__EXERCISE INSTRUCTIONS__
Collect all the lines that mention the word "Sobel".

------ GIVEN DATA

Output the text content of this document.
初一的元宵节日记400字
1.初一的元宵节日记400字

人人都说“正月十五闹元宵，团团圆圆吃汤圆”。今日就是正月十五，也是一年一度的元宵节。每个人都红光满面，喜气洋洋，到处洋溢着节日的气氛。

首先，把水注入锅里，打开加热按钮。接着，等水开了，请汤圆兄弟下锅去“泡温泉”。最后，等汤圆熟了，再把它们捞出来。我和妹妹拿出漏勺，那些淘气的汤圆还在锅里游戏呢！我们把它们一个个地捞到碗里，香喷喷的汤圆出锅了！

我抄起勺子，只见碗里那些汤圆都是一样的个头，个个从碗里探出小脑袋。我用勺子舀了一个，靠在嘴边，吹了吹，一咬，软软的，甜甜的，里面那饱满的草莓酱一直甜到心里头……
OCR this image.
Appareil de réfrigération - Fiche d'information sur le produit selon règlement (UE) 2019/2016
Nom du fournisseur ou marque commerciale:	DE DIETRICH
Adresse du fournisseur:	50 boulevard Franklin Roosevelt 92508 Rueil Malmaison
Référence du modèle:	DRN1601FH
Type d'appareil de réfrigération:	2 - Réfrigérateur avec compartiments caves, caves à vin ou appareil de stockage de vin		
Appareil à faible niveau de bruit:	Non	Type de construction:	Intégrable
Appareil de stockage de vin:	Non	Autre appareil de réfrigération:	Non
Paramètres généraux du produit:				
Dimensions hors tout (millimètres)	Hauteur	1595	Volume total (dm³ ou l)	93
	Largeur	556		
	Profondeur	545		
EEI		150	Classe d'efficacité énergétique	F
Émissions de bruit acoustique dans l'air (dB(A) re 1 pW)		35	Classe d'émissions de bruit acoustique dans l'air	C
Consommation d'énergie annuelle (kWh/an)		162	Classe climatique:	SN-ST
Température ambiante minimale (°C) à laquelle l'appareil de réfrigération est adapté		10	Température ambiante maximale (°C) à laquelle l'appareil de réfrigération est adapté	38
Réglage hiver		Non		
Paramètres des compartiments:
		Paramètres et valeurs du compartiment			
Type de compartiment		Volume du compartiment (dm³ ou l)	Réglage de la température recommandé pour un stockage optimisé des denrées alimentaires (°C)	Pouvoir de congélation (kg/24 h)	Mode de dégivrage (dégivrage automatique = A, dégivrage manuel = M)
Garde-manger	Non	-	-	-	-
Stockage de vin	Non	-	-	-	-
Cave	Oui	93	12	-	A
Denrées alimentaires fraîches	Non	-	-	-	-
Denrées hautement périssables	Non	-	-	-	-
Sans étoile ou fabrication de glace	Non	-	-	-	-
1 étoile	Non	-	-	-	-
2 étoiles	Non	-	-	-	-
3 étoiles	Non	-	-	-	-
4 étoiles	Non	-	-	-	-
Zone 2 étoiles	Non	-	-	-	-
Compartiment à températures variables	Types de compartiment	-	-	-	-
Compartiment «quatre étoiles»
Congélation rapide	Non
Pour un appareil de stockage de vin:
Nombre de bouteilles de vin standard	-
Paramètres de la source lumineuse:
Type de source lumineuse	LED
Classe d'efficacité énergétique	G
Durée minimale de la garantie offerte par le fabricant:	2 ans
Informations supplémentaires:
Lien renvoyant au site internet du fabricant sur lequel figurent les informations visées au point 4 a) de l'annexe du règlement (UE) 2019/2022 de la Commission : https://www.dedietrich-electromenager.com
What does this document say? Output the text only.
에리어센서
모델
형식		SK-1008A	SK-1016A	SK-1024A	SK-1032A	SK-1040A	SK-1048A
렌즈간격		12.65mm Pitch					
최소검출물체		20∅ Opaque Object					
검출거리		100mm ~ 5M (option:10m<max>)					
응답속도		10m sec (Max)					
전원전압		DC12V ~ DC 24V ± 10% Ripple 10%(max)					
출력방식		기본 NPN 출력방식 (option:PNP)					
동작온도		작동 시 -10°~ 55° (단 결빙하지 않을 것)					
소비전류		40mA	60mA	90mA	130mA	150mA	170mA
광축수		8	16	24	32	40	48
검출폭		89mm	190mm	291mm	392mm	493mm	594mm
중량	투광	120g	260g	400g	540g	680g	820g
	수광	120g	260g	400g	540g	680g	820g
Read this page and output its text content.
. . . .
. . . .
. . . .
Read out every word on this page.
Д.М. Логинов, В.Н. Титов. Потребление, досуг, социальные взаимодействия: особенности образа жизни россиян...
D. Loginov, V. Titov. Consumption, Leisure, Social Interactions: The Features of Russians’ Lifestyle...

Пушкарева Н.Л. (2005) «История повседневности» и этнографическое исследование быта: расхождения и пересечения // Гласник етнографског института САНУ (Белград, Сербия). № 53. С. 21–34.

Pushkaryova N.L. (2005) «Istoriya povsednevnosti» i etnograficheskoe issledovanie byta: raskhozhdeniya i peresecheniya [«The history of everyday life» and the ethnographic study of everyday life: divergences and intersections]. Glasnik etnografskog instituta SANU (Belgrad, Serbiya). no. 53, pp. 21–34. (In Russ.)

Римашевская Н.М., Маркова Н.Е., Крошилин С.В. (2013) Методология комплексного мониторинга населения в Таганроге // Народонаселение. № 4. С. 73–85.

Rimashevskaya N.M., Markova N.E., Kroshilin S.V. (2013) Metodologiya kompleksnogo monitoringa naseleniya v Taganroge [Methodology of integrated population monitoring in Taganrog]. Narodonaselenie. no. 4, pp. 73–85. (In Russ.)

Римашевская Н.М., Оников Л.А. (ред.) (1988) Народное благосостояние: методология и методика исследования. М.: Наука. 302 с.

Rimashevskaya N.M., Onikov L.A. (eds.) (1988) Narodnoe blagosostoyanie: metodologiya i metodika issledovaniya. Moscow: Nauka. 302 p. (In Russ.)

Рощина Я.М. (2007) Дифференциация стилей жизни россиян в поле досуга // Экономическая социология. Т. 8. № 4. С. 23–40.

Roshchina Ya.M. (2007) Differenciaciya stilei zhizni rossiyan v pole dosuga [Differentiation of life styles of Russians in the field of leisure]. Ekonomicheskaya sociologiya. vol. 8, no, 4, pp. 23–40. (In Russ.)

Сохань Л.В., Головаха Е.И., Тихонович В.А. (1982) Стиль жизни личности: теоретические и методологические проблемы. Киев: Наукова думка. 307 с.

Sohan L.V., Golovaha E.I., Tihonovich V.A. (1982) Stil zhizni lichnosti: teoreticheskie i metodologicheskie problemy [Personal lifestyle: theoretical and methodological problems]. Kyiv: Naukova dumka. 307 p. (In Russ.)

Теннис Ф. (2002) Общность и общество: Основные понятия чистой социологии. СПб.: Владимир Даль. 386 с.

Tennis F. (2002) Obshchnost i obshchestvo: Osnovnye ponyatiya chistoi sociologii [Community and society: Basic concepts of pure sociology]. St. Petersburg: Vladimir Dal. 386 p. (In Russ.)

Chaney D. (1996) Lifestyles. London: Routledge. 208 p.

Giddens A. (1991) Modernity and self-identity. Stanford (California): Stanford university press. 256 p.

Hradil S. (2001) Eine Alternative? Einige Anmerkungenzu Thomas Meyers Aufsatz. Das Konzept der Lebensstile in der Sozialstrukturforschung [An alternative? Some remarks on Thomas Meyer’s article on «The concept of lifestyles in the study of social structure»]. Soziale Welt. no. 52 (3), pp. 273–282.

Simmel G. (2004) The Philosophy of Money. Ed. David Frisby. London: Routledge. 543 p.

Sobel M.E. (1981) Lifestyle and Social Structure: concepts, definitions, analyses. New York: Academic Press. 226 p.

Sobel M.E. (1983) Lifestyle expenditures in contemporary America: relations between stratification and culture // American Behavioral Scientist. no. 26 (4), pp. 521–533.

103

------------

__TASK RESULT__
Sobel M.E. (1981) Lifestyle and Social Structure: concepts, definitions, analyses. New York: Academic Press. 226 p.
Sobel M.E. (1983) Lifestyle expenditures in contemporary America: relations between stratification and culture // American Behavioral Scientist. no. 26 (4), pp. 521–533.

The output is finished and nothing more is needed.